(Data entries)

________________

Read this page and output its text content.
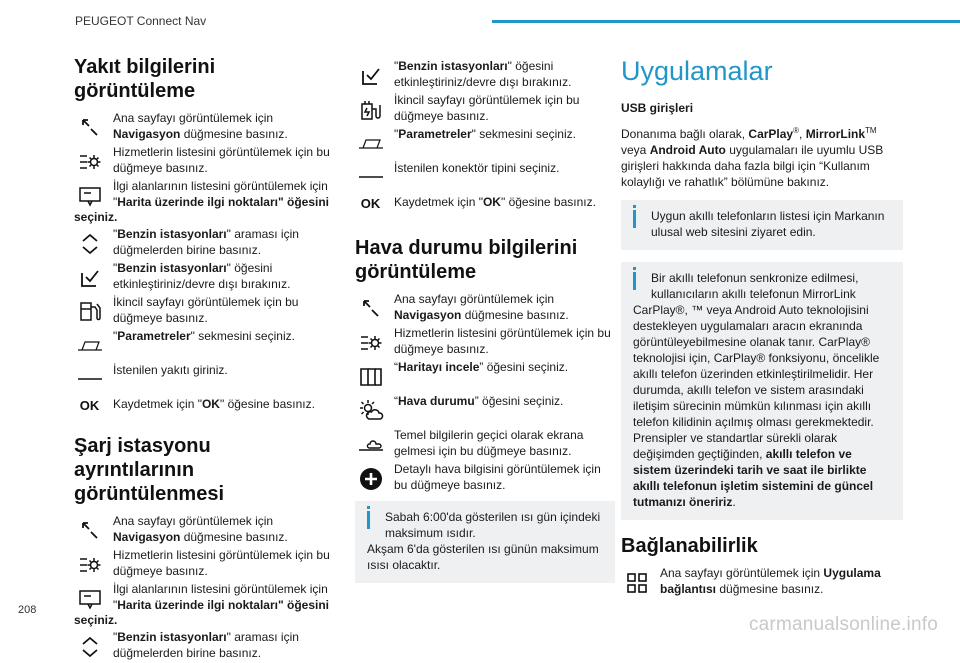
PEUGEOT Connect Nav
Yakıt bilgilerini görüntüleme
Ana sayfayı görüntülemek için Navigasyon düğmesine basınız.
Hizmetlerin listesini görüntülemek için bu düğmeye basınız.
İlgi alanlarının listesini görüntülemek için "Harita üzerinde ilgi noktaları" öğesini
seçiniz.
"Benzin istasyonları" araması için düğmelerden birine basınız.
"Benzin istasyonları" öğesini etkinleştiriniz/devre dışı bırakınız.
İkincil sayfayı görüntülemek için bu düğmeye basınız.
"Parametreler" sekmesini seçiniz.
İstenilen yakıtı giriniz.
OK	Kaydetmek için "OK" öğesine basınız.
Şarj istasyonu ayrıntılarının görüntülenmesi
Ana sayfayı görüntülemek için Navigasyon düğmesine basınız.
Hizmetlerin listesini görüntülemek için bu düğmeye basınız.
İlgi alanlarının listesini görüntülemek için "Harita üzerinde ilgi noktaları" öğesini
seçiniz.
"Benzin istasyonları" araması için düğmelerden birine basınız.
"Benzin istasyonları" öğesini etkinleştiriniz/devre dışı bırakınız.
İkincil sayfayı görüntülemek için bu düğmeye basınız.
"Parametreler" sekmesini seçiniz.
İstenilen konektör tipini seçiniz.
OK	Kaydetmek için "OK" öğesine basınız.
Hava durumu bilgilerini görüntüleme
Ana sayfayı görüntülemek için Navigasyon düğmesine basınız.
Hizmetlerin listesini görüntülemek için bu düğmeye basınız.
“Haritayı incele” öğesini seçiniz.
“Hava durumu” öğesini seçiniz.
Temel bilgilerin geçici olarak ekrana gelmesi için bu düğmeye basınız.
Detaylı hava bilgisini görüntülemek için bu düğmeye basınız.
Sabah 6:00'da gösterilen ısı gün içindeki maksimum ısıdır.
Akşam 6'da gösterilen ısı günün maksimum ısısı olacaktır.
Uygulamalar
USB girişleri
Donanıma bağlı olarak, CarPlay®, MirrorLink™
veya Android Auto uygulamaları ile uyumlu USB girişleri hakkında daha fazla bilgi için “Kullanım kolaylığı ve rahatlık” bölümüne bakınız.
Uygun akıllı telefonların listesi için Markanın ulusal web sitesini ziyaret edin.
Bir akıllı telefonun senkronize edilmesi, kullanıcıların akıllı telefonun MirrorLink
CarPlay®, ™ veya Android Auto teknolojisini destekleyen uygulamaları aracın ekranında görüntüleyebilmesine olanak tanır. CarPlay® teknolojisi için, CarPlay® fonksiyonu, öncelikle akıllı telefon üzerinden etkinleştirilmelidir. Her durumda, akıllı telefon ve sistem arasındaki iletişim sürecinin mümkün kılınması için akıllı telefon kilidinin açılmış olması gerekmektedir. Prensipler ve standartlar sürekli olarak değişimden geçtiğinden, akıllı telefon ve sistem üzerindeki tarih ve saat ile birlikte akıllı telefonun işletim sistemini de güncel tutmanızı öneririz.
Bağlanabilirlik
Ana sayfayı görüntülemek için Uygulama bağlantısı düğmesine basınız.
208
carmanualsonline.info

________________

SHORT TASK. With the pictures left out, transcribe the material exactly.

FINISHED EXERCISE.
Read this page and output its text content.
PEUGEOT Connect Nav
Yakıt bilgilerini görüntüleme
Ana sayfayı görüntülemek için Navigasyon düğmesine basınız.
Hizmetlerin listesini görüntülemek için bu düğmeye basınız.
İlgi alanlarının listesini görüntülemek için "Harita üzerinde ilgi noktaları" öğesini
seçiniz.
"Benzin istasyonları" araması için düğmelerden birine basınız.
"Benzin istasyonları" öğesini etkinleştiriniz/devre dışı bırakınız.
İkincil sayfayı görüntülemek için bu düğmeye basınız.
"Parametreler" sekmesini seçiniz.
İstenilen yakıtı giriniz.
OK	Kaydetmek için "OK" öğesine basınız.
Şarj istasyonu ayrıntılarının görüntülenmesi
Ana sayfayı görüntülemek için Navigasyon düğmesine basınız.
Hizmetlerin listesini görüntülemek için bu düğmeye basınız.
İlgi alanlarının listesini görüntülemek için "Harita üzerinde ilgi noktaları" öğesini
seçiniz.
"Benzin istasyonları" araması için düğmelerden birine basınız.
"Benzin istasyonları" öğesini etkinleştiriniz/devre dışı bırakınız.
İkincil sayfayı görüntülemek için bu düğmeye basınız.
"Parametreler" sekmesini seçiniz.
İstenilen konektör tipini seçiniz.
OK	Kaydetmek için "OK" öğesine basınız.
Hava durumu bilgilerini görüntüleme
Ana sayfayı görüntülemek için Navigasyon düğmesine basınız.
Hizmetlerin listesini görüntülemek için bu düğmeye basınız.
“Haritayı incele” öğesini seçiniz.
“Hava durumu” öğesini seçiniz.
Temel bilgilerin geçici olarak ekrana gelmesi için bu düğmeye basınız.
Detaylı hava bilgisini görüntülemek için bu düğmeye basınız.
Sabah 6:00'da gösterilen ısı gün içindeki maksimum ısıdır.
Akşam 6'da gösterilen ısı günün maksimum ısısı olacaktır.
Uygulamalar
USB girişleri
Donanıma bağlı olarak, CarPlay®, MirrorLink™
veya Android Auto uygulamaları ile uyumlu USB girişleri hakkında daha fazla bilgi için “Kullanım kolaylığı ve rahatlık” bölümüne bakınız.
Uygun akıllı telefonların listesi için Markanın ulusal web sitesini ziyaret edin.
Bir akıllı telefonun senkronize edilmesi, kullanıcıların akıllı telefonun MirrorLink
CarPlay®, ™ veya Android Auto teknolojisini destekleyen uygulamaları aracın ekranında görüntüleyebilmesine olanak tanır. CarPlay® teknolojisi için, CarPlay® fonksiyonu, öncelikle akıllı telefon üzerinden etkinleştirilmelidir. Her durumda, akıllı telefon ve sistem arasındaki iletişim sürecinin mümkün kılınması için akıllı telefon kilidinin açılmış olması gerekmektedir. Prensipler ve standartlar sürekli olarak değişimden geçtiğinden, akıllı telefon ve sistem üzerindeki tarih ve saat ile birlikte akıllı telefonun işletim sistemini de güncel tutmanızı öneririz.
Bağlanabilirlik
Ana sayfayı görüntülemek için Uygulama bağlantısı düğmesine basınız.
208
carmanualsonline.info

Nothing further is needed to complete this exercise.